(Data entries)
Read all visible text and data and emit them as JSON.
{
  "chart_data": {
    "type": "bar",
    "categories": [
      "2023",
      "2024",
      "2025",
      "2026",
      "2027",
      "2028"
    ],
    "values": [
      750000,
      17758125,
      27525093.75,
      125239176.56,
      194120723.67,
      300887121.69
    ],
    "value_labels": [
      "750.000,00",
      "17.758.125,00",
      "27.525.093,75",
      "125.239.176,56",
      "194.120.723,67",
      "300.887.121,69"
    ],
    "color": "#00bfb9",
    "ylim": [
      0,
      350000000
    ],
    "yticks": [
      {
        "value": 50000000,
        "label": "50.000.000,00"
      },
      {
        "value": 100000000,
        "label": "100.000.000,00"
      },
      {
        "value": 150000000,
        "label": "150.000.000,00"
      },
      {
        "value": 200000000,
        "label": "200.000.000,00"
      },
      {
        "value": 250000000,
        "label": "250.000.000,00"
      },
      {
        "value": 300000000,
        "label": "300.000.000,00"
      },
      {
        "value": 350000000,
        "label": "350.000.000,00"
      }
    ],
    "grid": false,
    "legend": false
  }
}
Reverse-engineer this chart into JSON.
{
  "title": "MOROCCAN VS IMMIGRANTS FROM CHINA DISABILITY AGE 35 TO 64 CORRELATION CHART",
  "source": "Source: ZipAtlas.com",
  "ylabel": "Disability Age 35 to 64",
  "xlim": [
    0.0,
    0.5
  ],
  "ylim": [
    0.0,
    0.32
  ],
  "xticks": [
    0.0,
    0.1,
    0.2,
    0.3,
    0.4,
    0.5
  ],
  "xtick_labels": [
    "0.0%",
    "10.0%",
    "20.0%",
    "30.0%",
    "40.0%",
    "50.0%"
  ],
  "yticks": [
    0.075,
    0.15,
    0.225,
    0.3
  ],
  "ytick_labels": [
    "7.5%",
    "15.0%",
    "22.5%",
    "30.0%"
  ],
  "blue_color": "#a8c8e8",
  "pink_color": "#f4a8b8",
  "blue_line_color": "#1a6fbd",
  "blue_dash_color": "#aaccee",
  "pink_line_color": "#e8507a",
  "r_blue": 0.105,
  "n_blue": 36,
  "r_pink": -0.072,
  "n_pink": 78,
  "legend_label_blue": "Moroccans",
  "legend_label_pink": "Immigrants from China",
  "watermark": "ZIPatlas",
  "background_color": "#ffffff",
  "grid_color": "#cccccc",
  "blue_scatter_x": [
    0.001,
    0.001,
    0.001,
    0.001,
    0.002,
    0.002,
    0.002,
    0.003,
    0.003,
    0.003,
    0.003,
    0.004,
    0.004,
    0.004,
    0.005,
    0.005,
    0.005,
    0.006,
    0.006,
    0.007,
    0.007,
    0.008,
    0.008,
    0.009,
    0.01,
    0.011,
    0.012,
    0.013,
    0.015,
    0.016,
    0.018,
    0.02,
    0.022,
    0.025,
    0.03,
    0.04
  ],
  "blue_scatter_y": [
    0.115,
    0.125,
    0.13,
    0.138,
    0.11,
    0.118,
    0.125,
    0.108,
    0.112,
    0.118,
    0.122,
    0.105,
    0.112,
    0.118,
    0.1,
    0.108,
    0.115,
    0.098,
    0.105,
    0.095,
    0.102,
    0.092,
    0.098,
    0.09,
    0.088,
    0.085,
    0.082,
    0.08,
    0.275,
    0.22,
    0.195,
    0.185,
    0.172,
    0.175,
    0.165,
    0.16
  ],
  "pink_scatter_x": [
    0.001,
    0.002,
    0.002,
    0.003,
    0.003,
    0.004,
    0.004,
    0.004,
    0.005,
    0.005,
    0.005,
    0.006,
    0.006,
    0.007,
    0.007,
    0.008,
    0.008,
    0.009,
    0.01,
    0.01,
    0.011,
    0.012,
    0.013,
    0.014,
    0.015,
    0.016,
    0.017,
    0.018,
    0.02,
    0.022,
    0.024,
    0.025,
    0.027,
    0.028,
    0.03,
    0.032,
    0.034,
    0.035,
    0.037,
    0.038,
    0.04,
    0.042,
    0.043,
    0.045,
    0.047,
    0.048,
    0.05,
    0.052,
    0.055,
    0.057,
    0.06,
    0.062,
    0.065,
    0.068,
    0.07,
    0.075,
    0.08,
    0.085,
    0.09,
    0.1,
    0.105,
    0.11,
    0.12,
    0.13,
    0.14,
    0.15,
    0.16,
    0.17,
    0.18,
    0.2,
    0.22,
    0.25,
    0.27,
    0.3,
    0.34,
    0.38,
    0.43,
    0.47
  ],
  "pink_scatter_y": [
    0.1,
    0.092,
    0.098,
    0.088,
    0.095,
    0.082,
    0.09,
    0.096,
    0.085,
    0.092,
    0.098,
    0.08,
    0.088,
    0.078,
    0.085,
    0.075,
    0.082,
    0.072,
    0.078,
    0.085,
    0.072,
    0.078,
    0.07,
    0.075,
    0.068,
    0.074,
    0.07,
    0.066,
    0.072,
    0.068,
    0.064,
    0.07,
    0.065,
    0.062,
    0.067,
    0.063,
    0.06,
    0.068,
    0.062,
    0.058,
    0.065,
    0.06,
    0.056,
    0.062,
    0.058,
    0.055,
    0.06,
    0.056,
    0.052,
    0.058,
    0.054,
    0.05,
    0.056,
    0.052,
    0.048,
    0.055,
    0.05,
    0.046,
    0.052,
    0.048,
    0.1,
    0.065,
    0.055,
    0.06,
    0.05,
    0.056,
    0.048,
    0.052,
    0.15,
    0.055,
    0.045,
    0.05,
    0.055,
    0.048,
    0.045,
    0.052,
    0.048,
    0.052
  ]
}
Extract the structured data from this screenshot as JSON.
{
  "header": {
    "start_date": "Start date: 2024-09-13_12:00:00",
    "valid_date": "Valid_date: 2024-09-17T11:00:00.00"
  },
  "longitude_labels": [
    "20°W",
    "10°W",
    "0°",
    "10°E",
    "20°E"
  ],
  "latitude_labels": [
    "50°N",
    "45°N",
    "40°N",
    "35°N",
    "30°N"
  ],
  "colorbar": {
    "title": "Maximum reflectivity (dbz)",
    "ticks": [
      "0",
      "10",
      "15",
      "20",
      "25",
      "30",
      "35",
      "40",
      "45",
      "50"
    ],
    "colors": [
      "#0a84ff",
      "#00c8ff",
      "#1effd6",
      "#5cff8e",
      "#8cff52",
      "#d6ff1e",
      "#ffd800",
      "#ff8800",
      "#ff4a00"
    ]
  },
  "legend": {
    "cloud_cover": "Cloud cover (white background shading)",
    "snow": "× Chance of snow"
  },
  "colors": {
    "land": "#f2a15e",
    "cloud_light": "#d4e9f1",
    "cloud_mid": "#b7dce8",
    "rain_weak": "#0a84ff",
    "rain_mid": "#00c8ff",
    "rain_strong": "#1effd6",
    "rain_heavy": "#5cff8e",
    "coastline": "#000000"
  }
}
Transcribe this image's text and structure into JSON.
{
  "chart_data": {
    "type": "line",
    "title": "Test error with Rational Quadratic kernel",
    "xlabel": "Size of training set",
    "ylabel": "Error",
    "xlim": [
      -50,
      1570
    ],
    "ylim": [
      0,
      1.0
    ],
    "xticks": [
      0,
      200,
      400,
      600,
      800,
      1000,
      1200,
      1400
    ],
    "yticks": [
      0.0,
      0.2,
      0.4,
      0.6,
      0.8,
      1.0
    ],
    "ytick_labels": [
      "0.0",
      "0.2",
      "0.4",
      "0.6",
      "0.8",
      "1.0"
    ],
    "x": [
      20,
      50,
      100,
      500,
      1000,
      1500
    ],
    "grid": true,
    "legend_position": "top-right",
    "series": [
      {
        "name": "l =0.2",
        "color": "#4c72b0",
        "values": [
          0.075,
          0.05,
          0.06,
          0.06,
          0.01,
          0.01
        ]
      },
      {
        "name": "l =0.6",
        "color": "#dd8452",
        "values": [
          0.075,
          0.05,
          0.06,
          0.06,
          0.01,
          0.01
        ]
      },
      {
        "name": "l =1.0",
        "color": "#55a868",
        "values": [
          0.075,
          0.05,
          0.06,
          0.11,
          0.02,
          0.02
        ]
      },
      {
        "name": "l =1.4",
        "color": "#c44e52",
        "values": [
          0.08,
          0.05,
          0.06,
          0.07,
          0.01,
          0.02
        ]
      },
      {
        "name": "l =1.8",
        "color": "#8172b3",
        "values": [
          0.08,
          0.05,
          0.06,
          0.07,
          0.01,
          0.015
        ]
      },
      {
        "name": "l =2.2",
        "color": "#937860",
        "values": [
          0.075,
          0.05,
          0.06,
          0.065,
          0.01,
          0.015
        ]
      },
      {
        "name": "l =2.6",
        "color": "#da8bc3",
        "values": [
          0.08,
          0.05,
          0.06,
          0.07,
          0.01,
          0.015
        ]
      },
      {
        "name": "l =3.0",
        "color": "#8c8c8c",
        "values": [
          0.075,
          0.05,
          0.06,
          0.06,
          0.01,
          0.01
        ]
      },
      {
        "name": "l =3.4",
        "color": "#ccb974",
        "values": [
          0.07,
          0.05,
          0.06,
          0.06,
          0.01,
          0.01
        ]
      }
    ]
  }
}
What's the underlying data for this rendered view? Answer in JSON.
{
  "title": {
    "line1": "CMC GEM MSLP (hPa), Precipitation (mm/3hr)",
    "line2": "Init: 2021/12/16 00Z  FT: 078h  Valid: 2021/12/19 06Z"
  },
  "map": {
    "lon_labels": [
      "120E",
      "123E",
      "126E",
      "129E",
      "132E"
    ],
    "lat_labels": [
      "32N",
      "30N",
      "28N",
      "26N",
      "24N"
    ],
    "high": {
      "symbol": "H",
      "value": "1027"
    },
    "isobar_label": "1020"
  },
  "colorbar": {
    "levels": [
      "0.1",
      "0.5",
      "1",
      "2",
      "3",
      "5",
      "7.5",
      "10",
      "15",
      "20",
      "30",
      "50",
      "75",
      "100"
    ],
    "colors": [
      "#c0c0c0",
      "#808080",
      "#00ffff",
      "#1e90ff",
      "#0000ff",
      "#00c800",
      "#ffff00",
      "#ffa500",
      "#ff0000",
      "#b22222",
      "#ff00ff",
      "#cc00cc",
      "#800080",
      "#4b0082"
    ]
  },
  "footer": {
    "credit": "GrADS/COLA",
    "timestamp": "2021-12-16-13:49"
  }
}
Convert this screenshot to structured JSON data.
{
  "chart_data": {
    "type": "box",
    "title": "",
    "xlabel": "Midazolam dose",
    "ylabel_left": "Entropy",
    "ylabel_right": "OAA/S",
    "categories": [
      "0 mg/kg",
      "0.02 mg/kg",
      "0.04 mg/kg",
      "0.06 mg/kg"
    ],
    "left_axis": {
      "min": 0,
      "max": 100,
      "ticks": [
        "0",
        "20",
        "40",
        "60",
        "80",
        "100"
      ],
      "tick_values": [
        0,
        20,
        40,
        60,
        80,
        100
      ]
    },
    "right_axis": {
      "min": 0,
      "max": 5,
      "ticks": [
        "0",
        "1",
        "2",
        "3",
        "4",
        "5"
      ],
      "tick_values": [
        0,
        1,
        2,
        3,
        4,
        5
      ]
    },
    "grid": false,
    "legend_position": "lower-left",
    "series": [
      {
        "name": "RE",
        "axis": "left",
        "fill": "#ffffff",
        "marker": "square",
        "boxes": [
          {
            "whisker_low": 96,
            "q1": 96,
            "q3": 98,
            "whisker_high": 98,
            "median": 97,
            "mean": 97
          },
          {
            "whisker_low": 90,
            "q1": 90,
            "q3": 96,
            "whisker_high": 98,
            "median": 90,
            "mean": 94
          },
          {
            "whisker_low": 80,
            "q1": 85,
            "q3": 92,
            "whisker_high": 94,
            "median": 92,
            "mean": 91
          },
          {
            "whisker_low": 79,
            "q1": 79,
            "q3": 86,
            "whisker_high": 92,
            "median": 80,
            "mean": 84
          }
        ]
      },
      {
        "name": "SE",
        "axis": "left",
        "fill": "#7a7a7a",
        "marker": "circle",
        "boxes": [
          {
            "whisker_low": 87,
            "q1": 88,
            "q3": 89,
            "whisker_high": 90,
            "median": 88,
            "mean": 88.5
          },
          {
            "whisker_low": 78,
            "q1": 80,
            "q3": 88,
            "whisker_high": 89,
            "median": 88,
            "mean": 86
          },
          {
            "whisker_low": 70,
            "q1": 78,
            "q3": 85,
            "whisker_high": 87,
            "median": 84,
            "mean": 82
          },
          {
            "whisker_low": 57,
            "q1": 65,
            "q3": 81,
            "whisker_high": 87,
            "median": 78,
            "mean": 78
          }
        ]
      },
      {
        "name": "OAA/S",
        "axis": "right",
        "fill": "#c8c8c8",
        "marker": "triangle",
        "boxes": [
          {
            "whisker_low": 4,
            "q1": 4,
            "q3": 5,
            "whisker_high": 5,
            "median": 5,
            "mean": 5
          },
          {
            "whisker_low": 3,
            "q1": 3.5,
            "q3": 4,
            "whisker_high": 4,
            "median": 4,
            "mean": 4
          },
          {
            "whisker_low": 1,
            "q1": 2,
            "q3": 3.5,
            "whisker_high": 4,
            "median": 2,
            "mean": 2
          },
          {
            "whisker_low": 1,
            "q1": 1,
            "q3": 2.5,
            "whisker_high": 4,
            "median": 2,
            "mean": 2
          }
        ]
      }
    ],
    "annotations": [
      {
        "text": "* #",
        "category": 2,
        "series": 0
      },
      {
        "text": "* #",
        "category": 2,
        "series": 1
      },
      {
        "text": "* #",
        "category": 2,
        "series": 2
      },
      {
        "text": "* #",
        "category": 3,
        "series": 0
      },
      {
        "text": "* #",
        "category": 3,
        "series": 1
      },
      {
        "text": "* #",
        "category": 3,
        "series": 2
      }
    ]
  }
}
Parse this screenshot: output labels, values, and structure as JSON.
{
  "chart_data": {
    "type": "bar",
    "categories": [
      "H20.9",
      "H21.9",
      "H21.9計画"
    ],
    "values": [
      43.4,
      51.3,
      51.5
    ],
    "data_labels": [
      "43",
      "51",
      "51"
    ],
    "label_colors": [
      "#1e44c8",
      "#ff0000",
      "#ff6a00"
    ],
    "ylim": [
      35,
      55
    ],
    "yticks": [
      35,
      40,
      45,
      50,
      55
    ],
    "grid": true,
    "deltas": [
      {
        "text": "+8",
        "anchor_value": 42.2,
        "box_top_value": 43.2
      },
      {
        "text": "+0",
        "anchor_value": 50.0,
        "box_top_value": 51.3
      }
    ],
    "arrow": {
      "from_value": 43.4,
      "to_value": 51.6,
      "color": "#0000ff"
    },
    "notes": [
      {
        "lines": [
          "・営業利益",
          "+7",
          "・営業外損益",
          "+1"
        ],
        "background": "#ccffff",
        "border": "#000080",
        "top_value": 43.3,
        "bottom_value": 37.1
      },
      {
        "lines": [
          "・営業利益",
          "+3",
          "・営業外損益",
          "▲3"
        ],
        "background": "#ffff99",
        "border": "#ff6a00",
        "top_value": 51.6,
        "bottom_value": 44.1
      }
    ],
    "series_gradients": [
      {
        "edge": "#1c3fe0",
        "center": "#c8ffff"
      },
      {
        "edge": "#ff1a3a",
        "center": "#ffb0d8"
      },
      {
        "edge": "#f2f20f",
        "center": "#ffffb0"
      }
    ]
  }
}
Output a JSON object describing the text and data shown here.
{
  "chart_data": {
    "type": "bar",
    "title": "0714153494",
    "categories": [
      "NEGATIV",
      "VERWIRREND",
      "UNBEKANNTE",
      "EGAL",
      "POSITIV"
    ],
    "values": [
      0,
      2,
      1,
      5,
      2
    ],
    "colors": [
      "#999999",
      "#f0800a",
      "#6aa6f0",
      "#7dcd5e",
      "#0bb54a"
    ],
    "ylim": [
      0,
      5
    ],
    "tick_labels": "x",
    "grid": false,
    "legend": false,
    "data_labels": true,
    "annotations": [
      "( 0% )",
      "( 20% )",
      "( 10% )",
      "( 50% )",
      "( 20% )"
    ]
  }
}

WHAT YOU ARE ASKED TO DO »
Copy every line in the records above that contains the word "title".

EXERCISE RESULT »
  "title": "MOROCCAN VS IMMIGRANTS FROM CHINA DISABILITY AGE 35 TO 64 CORRELATION CHART",
    "title": "Maximum reflectivity (dbz)",
    "title": "Test error with Rational Quadratic kernel",
  "title": {
    "title": "",
    "title": "0714153494",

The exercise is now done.